Pictures stay out; everything else in the entries below is to be duplicated exactly.

── Task inputs ──

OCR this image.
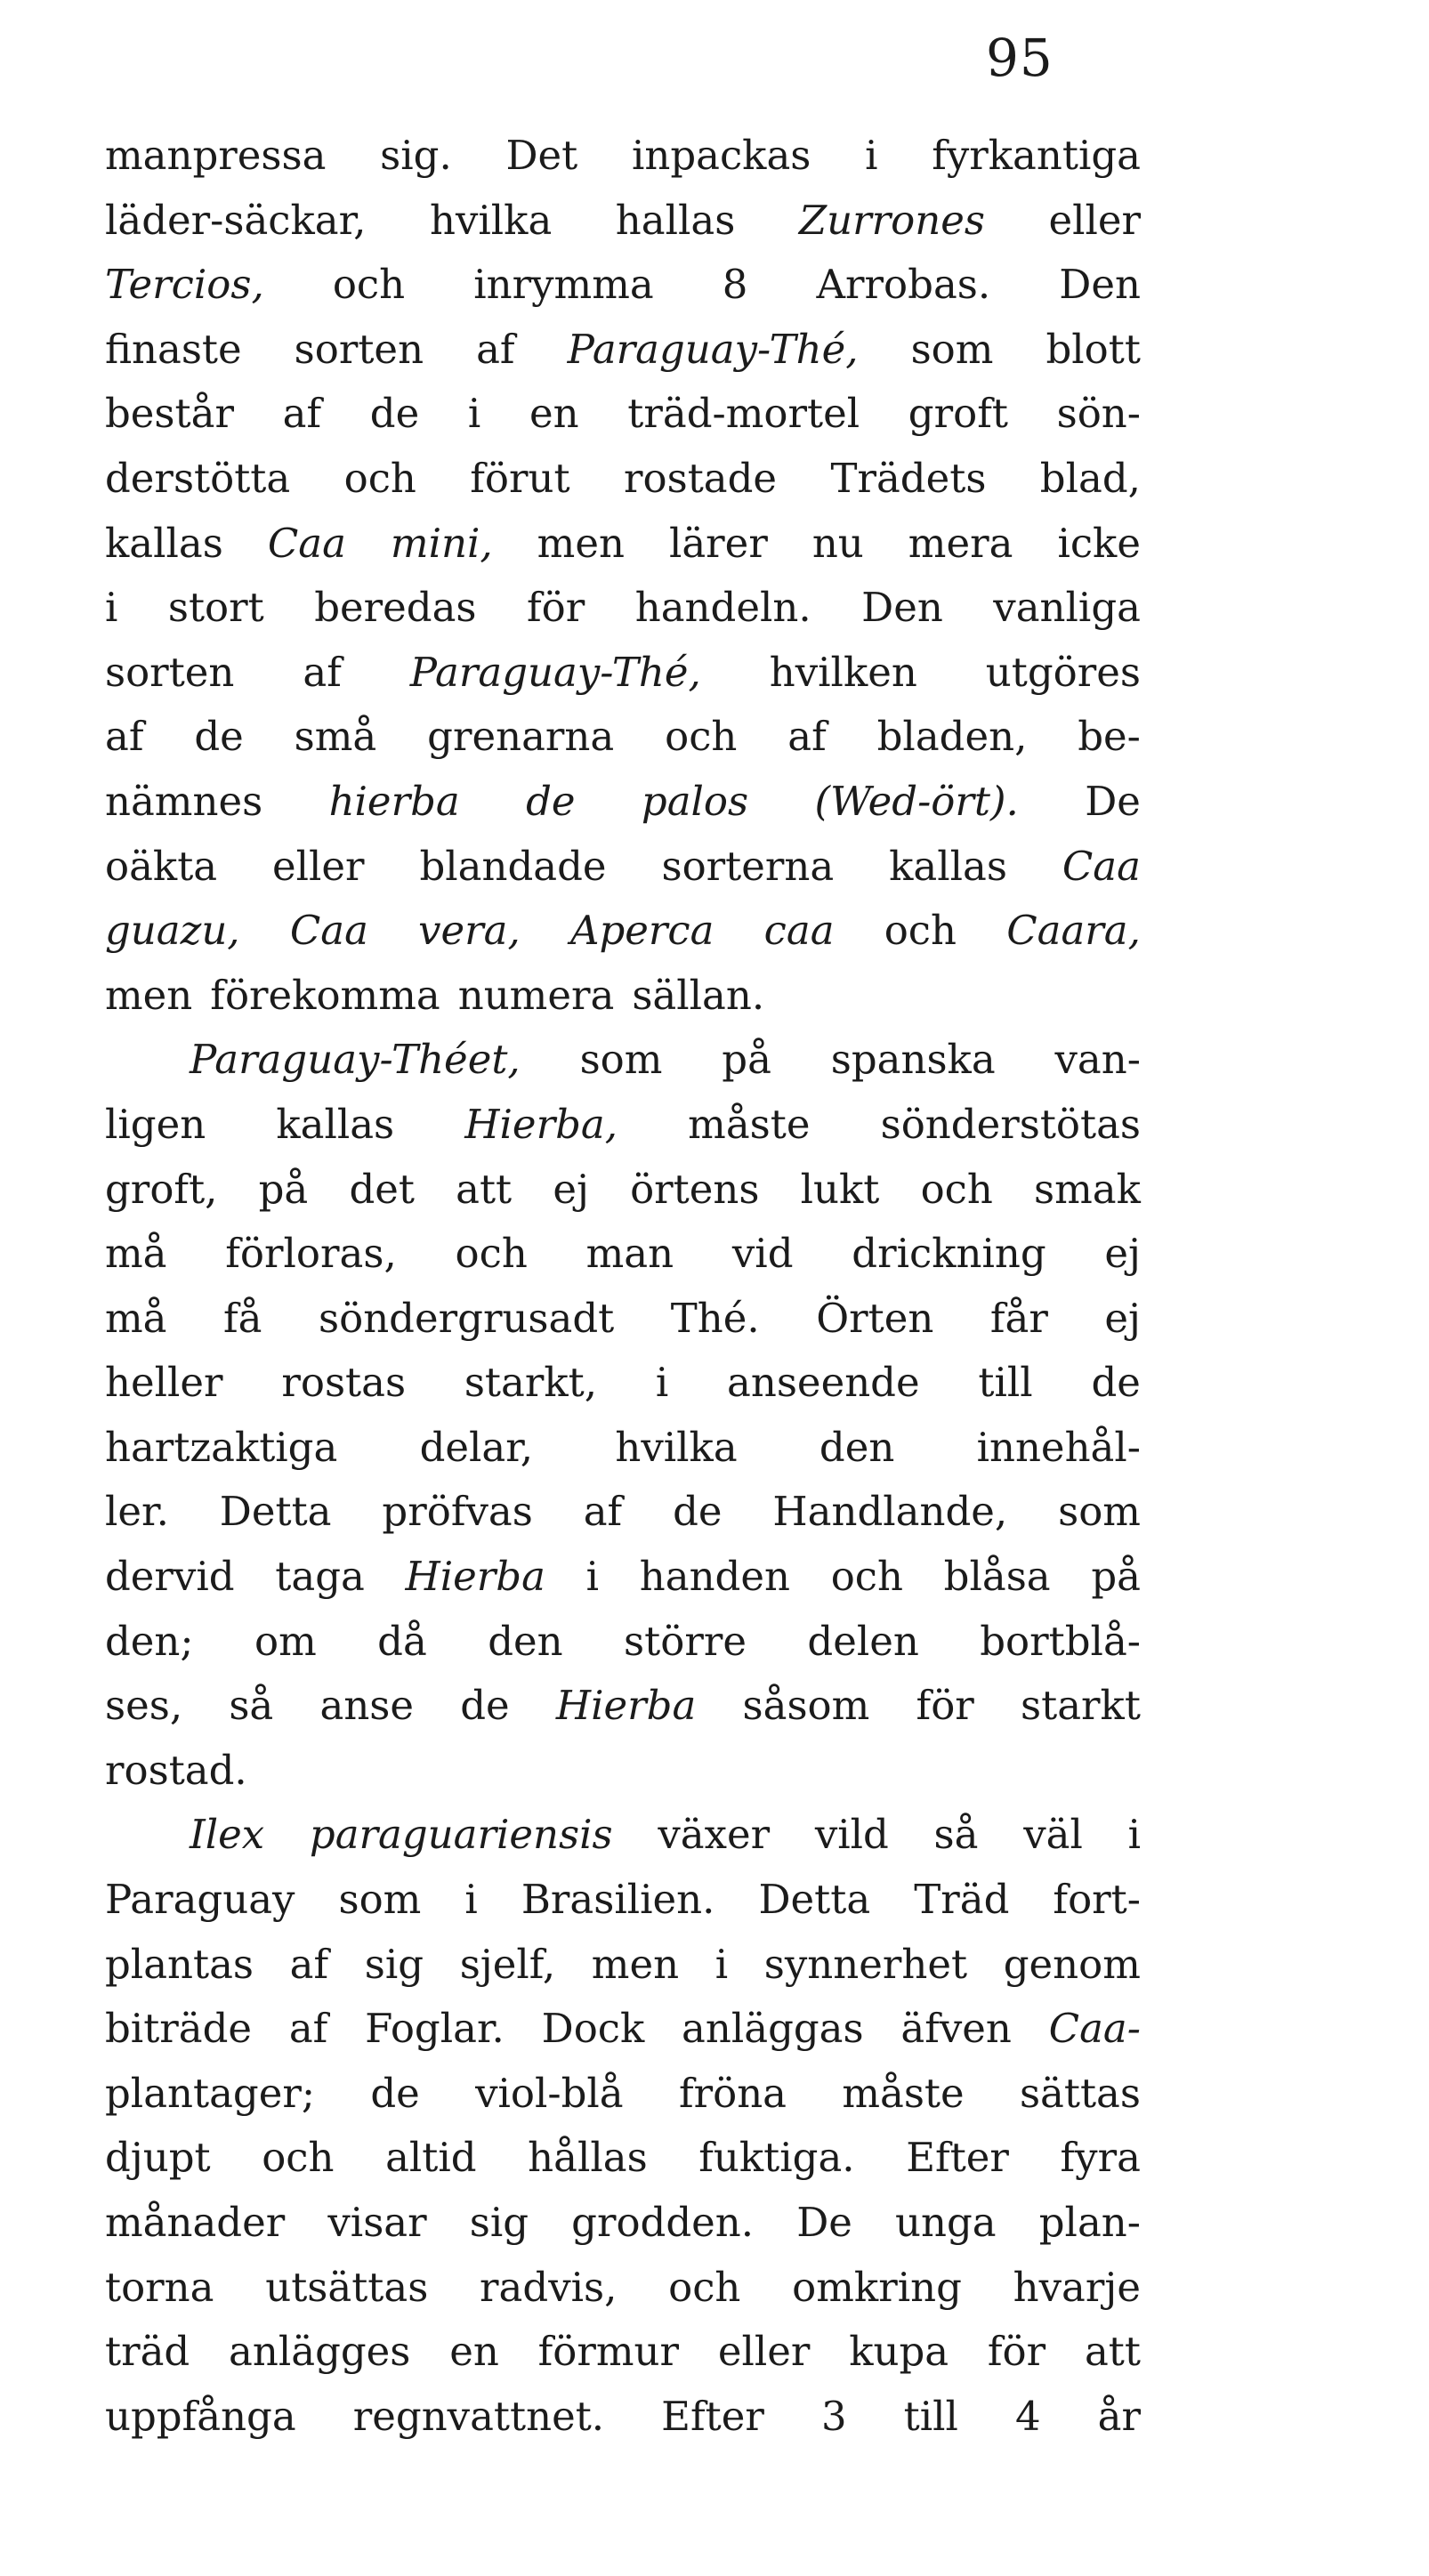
95
manpressa sig. Det inpackas i fyrkantiga
läder-säckar, hvilka hallas Zurrones eller
Tercios, och inrymma 8 Arrobas. Den
finaste sorten af Paraguay-Thé, som blott
består af de i en träd-mortel groft sön-
derstötta och förut rostade Trädets blad,
kallas Caa mini, men lärer nu mera icke
i stort beredas för handeln. Den vanliga
sorten af Paraguay-Thé, hvilken utgöres
af de små grenarna och af bladen, be-
nämnes hierba de palos (Wed-ört). De
oäkta eller blandade sorterna kallas Caa
guazu, Caa vera, Aperca caa och Caara,
men förekomma numera sällan.
Paraguay-Théet, som på spanska van-
ligen kallas Hierba, måste sönderstötas
groft, på det att ej örtens lukt och smak
må förloras, och man vid drickning ej
må få söndergrusadt Thé. Örten får ej
heller rostas starkt, i anseende till de
hartzaktiga delar, hvilka den innehål-
ler. Detta pröfvas af de Handlande, som
dervid taga Hierba i handen och blåsa på
den; om då den större delen bortblå-
ses, så anse de Hierba såsom för starkt
rostad.
Ilex paraguariensis växer vild så väl i
Paraguay som i Brasilien. Detta Träd fort-
plantas af sig sjelf, men i synnerhet genom
biträde af Foglar. Dock anläggas äfven Caa-
plantager; de viol-blå fröna måste sättas
djupt och altid hållas fuktiga. Efter fyra
månader visar sig grodden. De unga plan-
torna utsättas radvis, och omkring hvarje
träd anlägges en förmur eller kupa för att
uppfånga regnvattnet. Efter 3 till 4 år
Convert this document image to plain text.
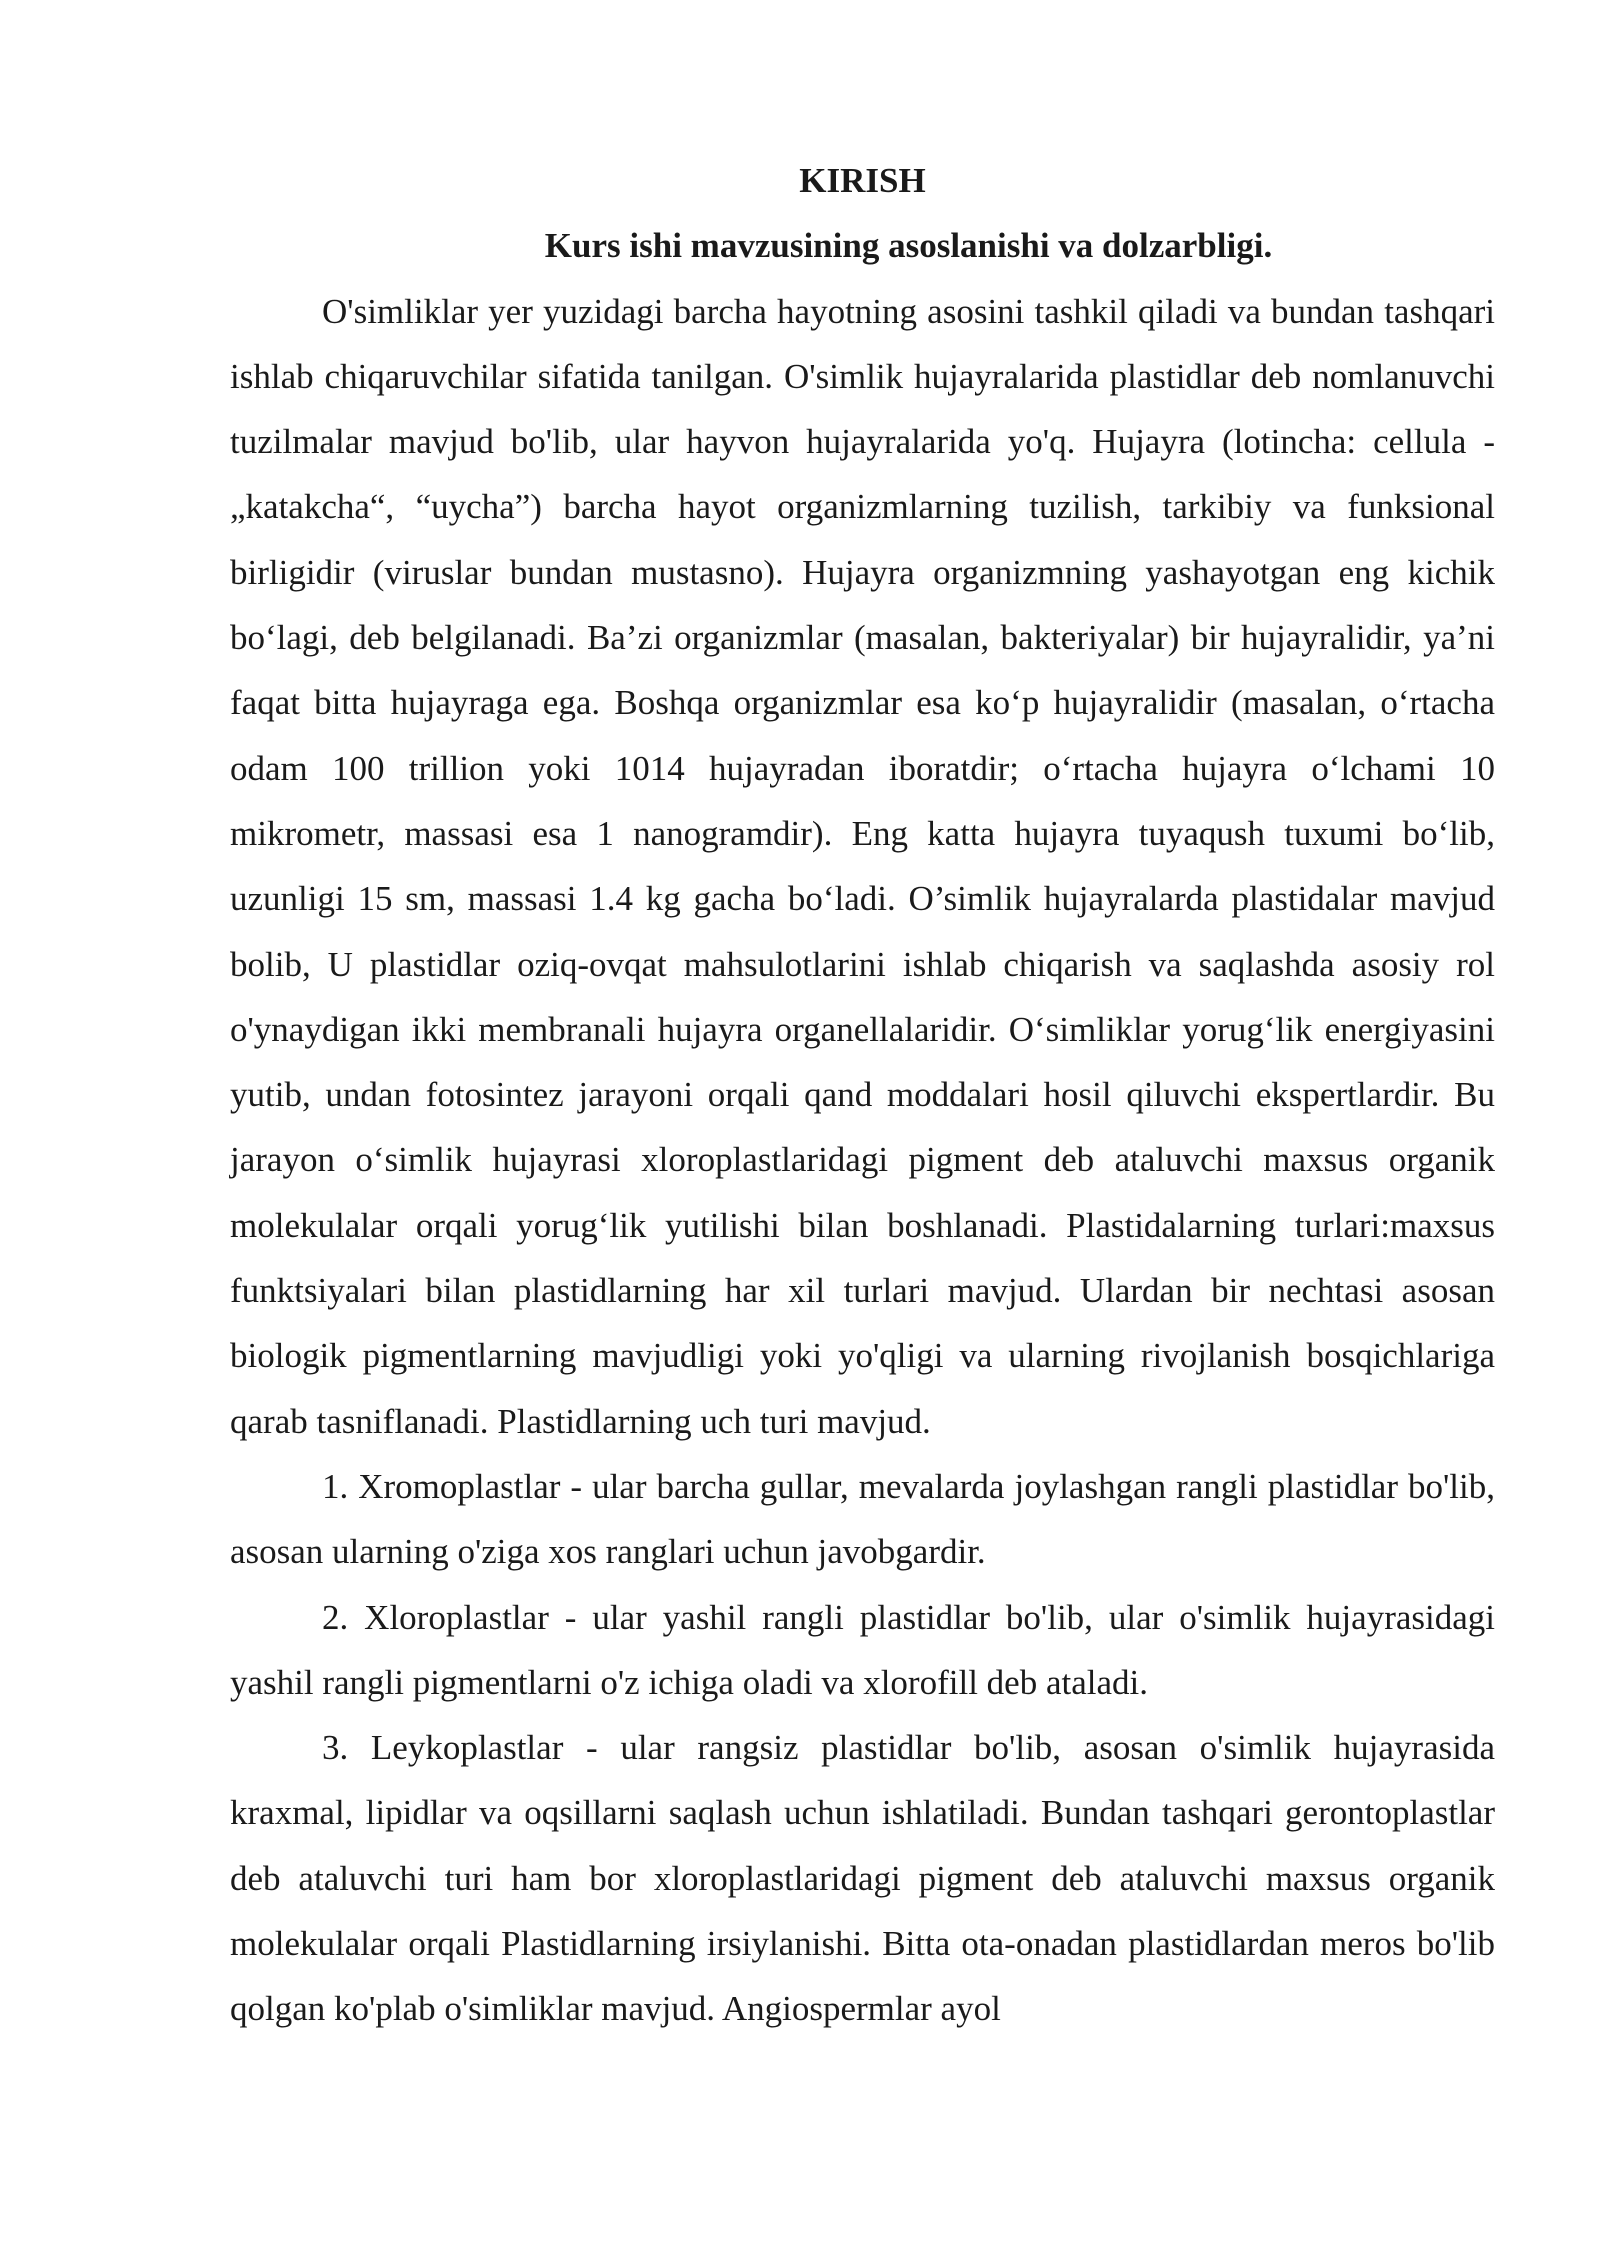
KIRISH
Kurs ishi mavzusining asoslanishi va dolzarbligi.

O'simliklar yer yuzidagi barcha hayotning asosini tashkil qiladi va bundan tashqari ishlab chiqaruvchilar sifatida tanilgan. O'simlik hujayralarida plastidlar deb nomlanuvchi tuzilmalar mavjud bo'lib, ular hayvon hujayralarida yo'q. Hujayra (lotincha: cellula - „katakcha“, “uycha”) barcha hayot organizmlarning tuzilish, tarkibiy va funksional birligidir (viruslar bundan mustasno). Hujayra organizmning yashayotgan eng kichik bo‘lagi, deb belgilanadi. Ba’zi organizmlar (masalan, bakteriyalar) bir hujayralidir, ya’ni faqat bitta hujayraga ega. Boshqa organizmlar esa ko‘p hujayralidir (masalan, o‘rtacha odam 100 trillion yoki 1014 hujayradan iboratdir; o‘rtacha hujayra o‘lchami 10 mikrometr, massasi esa 1 nanogramdir). Eng katta hujayra tuyaqush tuxumi bo‘lib, uzunligi 15 sm, massasi 1.4 kg gacha bo‘ladi. O’simlik hujayralarda plastidalar mavjud bolib, U plastidlar oziq-ovqat mahsulotlarini ishlab chiqarish va saqlashda asosiy rol o'ynaydigan ikki membranali hujayra organellalaridir. O‘simliklar yorug‘lik energiyasini yutib, undan fotosintez jarayoni orqali qand moddalari hosil qiluvchi ekspertlardir. Bu jarayon o‘simlik hujayrasi xloroplastlaridagi pigment deb ataluvchi maxsus organik molekulalar orqali yorug‘lik yutilishi bilan boshlanadi. Plastidalarning turlari:maxsus funktsiyalari bilan plastidlarning har xil turlari mavjud. Ulardan bir nechtasi asosan biologik pigmentlarning mavjudligi yoki yo'qligi va ularning rivojlanish bosqichlariga qarab tasniflanadi. Plastidlarning uch turi mavjud.

1. Xromoplastlar - ular barcha gullar, mevalarda joylashgan rangli plastidlar bo'lib, asosan ularning o'ziga xos ranglari uchun javobgardir.

2. Xloroplastlar - ular yashil rangli plastidlar bo'lib, ular o'simlik hujayrasidagi yashil rangli pigmentlarni o'z ichiga oladi va xlorofill deb ataladi.

3. Leykoplastlar - ular rangsiz plastidlar bo'lib, asosan o'simlik hujayrasida kraxmal, lipidlar va oqsillarni saqlash uchun ishlatiladi. Bundan tashqari gerontoplastlar deb ataluvchi turi ham bor xloroplastlaridagi pigment deb ataluvchi maxsus organik molekulalar orqali Plastidlarning irsiylanishi. Bitta ota-onadan plastidlardan meros bo'lib qolgan ko'plab o'simliklar mavjud. Angiospermlar ayol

───

__Output of the exercise__
OCR this image.
95
manpressa sig. Det inpackas i fyrkantiga
läder-säckar, hvilka hallas Zurrones eller
Tercios, och inrymma 8 Arrobas. Den
finaste sorten af Paraguay-Thé, som blott
består af de i en träd-mortel groft sön-
derstötta och förut rostade Trädets blad,
kallas Caa mini, men lärer nu mera icke
i stort beredas för handeln. Den vanliga
sorten af Paraguay-Thé, hvilken utgöres
af de små grenarna och af bladen, be-
nämnes hierba de palos (Wed-ört). De
oäkta eller blandade sorterna kallas Caa
guazu, Caa vera, Aperca caa och Caara,
men förekomma numera sällan.
Paraguay-Théet, som på spanska van-
ligen kallas Hierba, måste sönderstötas
groft, på det att ej örtens lukt och smak
må förloras, och man vid drickning ej
må få söndergrusadt Thé. Örten får ej
heller rostas starkt, i anseende till de
hartzaktiga delar, hvilka den innehål-
ler. Detta pröfvas af de Handlande, som
dervid taga Hierba i handen och blåsa på
den; om då den större delen bortblå-
ses, så anse de Hierba såsom för starkt
rostad.
Ilex paraguariensis växer vild så väl i
Paraguay som i Brasilien. Detta Träd fort-
plantas af sig sjelf, men i synnerhet genom
biträde af Foglar. Dock anläggas äfven Caa-
plantager; de viol-blå fröna måste sättas
djupt och altid hållas fuktiga. Efter fyra
månader visar sig grodden. De unga plan-
torna utsättas radvis, och omkring hvarje
träd anlägges en förmur eller kupa för att
uppfånga regnvattnet. Efter 3 till 4 år
Convert this document image to plain text.
KIRISH
Kurs ishi mavzusining asoslanishi va dolzarbligi.

O'simliklar yer yuzidagi barcha hayotning asosini tashkil qiladi va bundan tashqari ishlab chiqaruvchilar sifatida tanilgan. O'simlik hujayralarida plastidlar deb nomlanuvchi tuzilmalar mavjud bo'lib, ular hayvon hujayralarida yo'q. Hujayra (lotincha: cellula - „katakcha“, “uycha”) barcha hayot organizmlarning tuzilish, tarkibiy va funksional birligidir (viruslar bundan mustasno). Hujayra organizmning yashayotgan eng kichik bo‘lagi, deb belgilanadi. Ba’zi organizmlar (masalan, bakteriyalar) bir hujayralidir, ya’ni faqat bitta hujayraga ega. Boshqa organizmlar esa ko‘p hujayralidir (masalan, o‘rtacha odam 100 trillion yoki 1014 hujayradan iboratdir; o‘rtacha hujayra o‘lchami 10 mikrometr, massasi esa 1 nanogramdir). Eng katta hujayra tuyaqush tuxumi bo‘lib, uzunligi 15 sm, massasi 1.4 kg gacha bo‘ladi. O’simlik hujayralarda plastidalar mavjud bolib, U plastidlar oziq-ovqat mahsulotlarini ishlab chiqarish va saqlashda asosiy rol o'ynaydigan ikki membranali hujayra organellalaridir. O‘simliklar yorug‘lik energiyasini yutib, undan fotosintez jarayoni orqali qand moddalari hosil qiluvchi ekspertlardir. Bu jarayon o‘simlik hujayrasi xloroplastlaridagi pigment deb ataluvchi maxsus organik molekulalar orqali yorug‘lik yutilishi bilan boshlanadi. Plastidalarning turlari:maxsus funktsiyalari bilan plastidlarning har xil turlari mavjud. Ulardan bir nechtasi asosan biologik pigmentlarning mavjudligi yoki yo'qligi va ularning rivojlanish bosqichlariga qarab tasniflanadi. Plastidlarning uch turi mavjud.

1. Xromoplastlar - ular barcha gullar, mevalarda joylashgan rangli plastidlar bo'lib, asosan ularning o'ziga xos ranglari uchun javobgardir.

2. Xloroplastlar - ular yashil rangli plastidlar bo'lib, ular o'simlik hujayrasidagi yashil rangli pigmentlarni o'z ichiga oladi va xlorofill deb ataladi.

3. Leykoplastlar - ular rangsiz plastidlar bo'lib, asosan o'simlik hujayrasida kraxmal, lipidlar va oqsillarni saqlash uchun ishlatiladi. Bundan tashqari gerontoplastlar deb ataluvchi turi ham bor xloroplastlaridagi pigment deb ataluvchi maxsus organik molekulalar orqali Plastidlarning irsiylanishi. Bitta ota-onadan plastidlardan meros bo'lib qolgan ko'plab o'simliklar mavjud. Angiospermlar ayol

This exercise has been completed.